• Problem details: Assemble all lines in which the string "Interest" appears.
---*---
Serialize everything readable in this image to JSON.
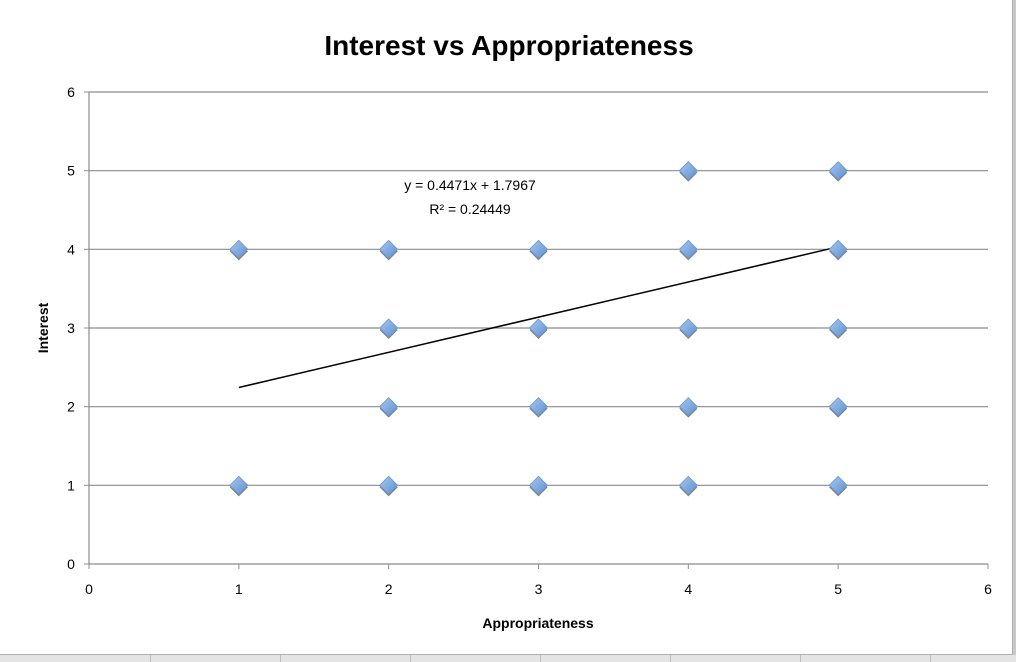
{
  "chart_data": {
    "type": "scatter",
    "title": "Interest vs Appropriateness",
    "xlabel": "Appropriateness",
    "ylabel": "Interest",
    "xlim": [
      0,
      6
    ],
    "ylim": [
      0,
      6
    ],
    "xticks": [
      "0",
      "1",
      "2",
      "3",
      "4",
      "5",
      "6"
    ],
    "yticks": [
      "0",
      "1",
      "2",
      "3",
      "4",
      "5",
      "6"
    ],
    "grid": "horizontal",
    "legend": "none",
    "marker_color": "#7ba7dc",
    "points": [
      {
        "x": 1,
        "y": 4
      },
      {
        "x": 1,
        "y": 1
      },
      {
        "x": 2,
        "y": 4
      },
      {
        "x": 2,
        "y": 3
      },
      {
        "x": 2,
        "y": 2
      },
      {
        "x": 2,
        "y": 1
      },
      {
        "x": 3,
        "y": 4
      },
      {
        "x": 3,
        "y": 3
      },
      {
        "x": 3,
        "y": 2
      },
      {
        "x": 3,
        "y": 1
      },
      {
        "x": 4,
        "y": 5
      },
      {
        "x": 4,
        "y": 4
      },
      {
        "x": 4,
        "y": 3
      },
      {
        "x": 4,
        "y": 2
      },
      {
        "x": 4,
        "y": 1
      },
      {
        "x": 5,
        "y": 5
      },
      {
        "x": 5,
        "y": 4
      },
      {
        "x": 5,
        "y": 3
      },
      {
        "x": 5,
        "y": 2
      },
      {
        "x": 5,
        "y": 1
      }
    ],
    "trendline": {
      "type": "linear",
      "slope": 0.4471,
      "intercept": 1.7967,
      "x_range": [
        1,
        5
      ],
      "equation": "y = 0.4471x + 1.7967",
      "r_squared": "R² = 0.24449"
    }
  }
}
---*---
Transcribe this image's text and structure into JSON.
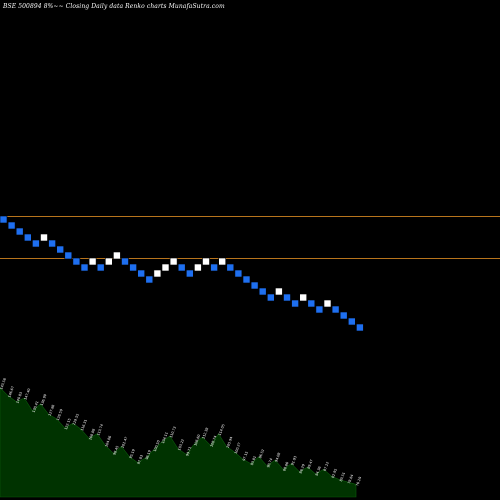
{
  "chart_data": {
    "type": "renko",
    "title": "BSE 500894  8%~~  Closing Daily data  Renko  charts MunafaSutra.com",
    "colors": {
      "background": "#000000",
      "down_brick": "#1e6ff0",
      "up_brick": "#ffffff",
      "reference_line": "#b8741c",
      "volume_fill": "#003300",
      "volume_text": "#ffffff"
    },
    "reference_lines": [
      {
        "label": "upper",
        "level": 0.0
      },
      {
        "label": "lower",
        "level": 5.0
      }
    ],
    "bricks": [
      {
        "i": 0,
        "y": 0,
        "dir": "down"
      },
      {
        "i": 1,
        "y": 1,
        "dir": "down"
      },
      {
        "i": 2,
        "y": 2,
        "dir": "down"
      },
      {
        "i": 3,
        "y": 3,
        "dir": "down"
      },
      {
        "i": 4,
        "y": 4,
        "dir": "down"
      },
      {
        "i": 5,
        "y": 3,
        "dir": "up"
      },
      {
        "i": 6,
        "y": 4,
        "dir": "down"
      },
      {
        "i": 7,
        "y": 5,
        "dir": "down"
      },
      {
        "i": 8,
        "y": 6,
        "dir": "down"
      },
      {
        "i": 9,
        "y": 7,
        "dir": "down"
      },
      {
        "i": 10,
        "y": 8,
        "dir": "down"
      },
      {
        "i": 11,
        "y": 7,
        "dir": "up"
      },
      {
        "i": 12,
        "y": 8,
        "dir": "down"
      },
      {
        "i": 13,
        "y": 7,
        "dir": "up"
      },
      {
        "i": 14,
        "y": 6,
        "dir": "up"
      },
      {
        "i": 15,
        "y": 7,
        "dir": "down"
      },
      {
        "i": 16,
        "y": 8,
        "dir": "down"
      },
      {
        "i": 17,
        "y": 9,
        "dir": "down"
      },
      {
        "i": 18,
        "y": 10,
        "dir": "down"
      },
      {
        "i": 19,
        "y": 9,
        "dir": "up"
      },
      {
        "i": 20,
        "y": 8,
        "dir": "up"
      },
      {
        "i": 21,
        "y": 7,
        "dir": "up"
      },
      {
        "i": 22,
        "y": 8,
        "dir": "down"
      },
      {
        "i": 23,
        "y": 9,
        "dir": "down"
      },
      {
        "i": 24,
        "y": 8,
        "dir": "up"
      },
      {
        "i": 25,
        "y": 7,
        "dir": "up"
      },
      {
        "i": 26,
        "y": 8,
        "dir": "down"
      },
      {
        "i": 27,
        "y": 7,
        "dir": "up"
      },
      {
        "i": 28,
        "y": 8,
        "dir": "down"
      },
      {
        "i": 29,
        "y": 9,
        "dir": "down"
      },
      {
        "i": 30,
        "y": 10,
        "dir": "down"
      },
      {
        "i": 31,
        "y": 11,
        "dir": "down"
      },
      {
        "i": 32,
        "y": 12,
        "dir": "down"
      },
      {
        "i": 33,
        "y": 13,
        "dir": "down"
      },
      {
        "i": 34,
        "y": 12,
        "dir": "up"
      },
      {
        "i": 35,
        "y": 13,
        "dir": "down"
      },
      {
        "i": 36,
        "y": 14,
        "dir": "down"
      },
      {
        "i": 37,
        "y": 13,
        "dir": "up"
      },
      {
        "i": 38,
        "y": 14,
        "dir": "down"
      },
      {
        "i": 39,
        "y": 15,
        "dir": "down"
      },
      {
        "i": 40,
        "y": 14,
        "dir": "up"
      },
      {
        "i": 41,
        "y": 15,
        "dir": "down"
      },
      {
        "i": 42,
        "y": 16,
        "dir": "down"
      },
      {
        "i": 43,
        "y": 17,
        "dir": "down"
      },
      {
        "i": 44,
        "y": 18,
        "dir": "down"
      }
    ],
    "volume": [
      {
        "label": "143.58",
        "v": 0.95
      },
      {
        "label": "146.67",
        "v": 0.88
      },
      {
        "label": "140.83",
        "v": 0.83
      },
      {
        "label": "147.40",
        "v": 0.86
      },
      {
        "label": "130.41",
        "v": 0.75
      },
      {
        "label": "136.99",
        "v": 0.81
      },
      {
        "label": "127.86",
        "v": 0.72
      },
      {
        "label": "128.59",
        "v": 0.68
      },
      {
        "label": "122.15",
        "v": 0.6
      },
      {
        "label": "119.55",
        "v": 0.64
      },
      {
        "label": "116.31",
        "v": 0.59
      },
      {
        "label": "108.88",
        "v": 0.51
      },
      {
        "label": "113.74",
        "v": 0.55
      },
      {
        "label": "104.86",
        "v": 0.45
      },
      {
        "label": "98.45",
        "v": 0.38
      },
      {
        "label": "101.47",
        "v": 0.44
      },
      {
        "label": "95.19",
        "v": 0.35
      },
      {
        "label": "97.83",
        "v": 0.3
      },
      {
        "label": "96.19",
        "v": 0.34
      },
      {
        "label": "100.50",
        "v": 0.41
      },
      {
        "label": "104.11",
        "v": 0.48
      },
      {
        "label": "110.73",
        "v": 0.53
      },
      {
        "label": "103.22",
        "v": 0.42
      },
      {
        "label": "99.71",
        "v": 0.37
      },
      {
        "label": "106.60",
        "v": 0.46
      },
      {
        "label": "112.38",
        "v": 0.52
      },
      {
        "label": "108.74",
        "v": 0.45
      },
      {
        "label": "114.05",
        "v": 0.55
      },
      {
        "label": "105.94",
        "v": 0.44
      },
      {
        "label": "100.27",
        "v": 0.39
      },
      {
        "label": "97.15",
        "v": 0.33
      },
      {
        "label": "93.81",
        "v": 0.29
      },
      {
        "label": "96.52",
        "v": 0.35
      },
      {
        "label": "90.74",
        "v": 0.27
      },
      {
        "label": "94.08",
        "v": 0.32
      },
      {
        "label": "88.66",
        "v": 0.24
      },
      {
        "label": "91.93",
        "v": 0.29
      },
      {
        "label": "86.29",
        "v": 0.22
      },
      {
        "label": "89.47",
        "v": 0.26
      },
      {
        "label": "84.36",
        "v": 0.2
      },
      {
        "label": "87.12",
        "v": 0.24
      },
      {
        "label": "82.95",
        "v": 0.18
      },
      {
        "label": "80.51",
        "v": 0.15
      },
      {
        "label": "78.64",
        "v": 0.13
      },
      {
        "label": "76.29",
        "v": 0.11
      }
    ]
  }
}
---*---
• Exercise response:
    "title": "Interest vs Appropriateness",
    "ylabel": "Interest",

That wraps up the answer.